==== Dataset excerpts
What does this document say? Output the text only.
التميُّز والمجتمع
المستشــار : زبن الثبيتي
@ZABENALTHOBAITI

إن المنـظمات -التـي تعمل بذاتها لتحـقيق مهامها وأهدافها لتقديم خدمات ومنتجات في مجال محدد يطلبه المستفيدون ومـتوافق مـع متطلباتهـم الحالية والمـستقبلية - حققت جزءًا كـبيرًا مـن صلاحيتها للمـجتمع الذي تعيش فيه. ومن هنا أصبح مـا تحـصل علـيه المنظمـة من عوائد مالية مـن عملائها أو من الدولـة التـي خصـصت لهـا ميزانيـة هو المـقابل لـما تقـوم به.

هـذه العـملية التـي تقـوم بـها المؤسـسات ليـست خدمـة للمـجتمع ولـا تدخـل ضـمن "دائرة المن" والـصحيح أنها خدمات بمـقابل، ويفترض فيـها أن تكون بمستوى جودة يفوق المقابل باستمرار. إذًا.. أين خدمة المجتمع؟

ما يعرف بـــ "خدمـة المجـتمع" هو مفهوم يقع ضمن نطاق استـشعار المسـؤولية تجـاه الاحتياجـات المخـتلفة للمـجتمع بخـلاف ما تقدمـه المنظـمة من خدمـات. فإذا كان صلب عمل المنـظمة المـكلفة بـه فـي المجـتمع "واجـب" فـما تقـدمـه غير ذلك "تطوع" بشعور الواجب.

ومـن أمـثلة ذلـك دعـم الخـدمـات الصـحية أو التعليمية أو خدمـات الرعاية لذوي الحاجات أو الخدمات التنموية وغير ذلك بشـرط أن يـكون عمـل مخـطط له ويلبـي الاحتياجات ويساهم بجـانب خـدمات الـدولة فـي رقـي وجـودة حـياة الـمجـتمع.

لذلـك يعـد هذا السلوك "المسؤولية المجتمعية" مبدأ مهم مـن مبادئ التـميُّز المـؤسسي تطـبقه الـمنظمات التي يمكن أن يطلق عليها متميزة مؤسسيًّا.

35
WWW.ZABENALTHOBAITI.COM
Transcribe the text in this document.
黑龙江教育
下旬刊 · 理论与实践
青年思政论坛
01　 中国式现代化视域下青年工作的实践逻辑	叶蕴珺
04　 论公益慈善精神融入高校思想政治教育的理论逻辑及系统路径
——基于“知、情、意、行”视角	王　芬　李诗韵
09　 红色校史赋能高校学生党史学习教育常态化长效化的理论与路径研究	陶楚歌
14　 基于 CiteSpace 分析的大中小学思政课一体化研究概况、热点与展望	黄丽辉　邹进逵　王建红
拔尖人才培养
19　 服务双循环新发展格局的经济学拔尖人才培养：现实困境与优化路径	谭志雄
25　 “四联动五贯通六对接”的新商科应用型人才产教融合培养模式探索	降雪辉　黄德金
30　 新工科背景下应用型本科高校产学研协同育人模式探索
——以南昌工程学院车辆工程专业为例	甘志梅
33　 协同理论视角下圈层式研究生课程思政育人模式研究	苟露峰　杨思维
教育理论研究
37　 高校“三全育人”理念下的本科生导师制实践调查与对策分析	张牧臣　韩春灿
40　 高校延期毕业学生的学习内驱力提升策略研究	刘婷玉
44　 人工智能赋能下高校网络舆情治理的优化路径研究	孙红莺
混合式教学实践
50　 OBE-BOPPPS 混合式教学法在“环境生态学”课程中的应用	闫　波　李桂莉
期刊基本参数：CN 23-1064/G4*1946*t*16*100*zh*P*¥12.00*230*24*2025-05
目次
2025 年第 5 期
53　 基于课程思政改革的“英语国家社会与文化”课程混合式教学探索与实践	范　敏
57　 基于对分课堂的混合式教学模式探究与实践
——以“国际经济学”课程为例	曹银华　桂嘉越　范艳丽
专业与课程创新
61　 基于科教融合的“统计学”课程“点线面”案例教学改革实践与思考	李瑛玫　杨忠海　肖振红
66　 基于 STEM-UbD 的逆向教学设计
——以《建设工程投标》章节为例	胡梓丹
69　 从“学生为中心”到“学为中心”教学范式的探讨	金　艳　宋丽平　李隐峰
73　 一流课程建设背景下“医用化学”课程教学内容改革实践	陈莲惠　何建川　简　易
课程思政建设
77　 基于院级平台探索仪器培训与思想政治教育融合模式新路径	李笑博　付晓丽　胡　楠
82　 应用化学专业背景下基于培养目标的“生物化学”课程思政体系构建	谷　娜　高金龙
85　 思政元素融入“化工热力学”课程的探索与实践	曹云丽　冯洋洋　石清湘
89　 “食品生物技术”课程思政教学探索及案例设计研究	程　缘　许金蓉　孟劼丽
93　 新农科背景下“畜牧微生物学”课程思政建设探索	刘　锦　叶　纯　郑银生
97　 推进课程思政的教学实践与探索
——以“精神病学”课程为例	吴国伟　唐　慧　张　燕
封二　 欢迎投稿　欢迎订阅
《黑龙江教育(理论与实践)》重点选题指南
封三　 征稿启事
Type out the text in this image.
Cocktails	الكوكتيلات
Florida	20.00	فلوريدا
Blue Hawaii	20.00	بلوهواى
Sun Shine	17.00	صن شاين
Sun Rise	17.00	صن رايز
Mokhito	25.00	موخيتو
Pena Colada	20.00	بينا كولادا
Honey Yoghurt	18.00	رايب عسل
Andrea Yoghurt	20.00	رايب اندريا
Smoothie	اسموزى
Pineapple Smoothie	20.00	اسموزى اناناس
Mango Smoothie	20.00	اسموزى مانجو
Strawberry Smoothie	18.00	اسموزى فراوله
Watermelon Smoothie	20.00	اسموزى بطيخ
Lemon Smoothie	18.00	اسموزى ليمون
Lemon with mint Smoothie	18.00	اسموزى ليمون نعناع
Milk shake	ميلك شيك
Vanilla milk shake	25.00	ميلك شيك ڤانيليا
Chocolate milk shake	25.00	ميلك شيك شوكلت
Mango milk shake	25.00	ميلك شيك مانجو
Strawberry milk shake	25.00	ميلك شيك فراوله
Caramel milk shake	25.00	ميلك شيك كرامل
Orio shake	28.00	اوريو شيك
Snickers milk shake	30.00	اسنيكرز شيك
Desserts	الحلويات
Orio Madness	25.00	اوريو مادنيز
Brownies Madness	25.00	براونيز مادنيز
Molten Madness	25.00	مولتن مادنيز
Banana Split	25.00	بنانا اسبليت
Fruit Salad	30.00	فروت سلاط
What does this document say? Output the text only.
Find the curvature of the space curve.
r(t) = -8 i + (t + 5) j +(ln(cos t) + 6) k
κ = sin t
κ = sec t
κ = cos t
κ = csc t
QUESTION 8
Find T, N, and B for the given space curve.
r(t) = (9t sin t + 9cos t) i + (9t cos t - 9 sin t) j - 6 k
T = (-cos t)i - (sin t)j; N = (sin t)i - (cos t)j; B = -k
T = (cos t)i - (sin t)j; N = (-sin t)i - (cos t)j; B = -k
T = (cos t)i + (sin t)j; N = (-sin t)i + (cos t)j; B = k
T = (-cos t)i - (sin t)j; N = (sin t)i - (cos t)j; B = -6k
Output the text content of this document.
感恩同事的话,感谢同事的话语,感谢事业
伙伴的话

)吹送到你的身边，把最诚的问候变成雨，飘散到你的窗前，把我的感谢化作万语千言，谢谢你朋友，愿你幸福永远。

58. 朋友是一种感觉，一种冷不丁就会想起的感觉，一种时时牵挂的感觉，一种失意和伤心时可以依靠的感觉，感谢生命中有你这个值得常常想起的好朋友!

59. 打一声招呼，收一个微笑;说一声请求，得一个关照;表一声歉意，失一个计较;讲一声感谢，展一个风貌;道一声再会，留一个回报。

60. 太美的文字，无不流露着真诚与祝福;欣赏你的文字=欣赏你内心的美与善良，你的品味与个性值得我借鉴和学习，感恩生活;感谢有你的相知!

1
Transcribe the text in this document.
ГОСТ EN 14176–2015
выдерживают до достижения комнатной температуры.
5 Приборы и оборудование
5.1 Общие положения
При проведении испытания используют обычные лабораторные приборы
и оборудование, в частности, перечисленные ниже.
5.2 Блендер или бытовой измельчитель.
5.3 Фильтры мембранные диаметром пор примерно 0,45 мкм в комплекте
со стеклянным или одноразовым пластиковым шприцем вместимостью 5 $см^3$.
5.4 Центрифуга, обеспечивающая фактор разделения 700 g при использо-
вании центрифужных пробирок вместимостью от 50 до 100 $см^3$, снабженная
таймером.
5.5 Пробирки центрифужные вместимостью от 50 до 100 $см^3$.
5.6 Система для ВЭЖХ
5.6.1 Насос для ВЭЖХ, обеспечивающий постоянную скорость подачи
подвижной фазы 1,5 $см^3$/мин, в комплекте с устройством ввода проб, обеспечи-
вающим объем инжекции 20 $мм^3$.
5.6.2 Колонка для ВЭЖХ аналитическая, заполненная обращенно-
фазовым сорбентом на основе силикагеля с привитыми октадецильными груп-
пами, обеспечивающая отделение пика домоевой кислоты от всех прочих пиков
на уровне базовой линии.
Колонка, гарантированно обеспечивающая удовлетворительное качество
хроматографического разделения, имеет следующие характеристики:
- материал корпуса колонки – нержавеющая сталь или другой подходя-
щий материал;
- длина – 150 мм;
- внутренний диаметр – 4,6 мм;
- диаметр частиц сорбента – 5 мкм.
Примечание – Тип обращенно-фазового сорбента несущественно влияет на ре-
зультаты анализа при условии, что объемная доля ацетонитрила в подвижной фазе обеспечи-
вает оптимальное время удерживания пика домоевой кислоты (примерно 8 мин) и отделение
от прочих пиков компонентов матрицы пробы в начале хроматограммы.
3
========
= Challenge =
Search the data for "تقـوم". Copy every matching line.

= Expected answer =
إن المنـظمات -التـي تعمل بذاتها لتحـقيق مهامها وأهدافها لتقديم خدمات ومنتجات في مجال محدد يطلبه المستفيدون ومـتوافق مـع متطلباتهـم الحالية والمـستقبلية - حققت جزءًا كـبيرًا مـن صلاحيتها للمـجتمع الذي تعيش فيه. ومن هنا أصبح مـا تحـصل علـيه المنظمـة من عوائد مالية مـن عملائها أو من الدولـة التـي خصـصت لهـا ميزانيـة هو المـقابل لـما تقـوم به.
هـذه العـملية التـي تقـوم بـها المؤسـسات ليـست خدمـة للمـجتمع ولـا تدخـل ضـمن "دائرة المن" والـصحيح أنها خدمات بمـقابل، ويفترض فيـها أن تكون بمستوى جودة يفوق المقابل باستمرار. إذًا.. أين خدمة المجتمع؟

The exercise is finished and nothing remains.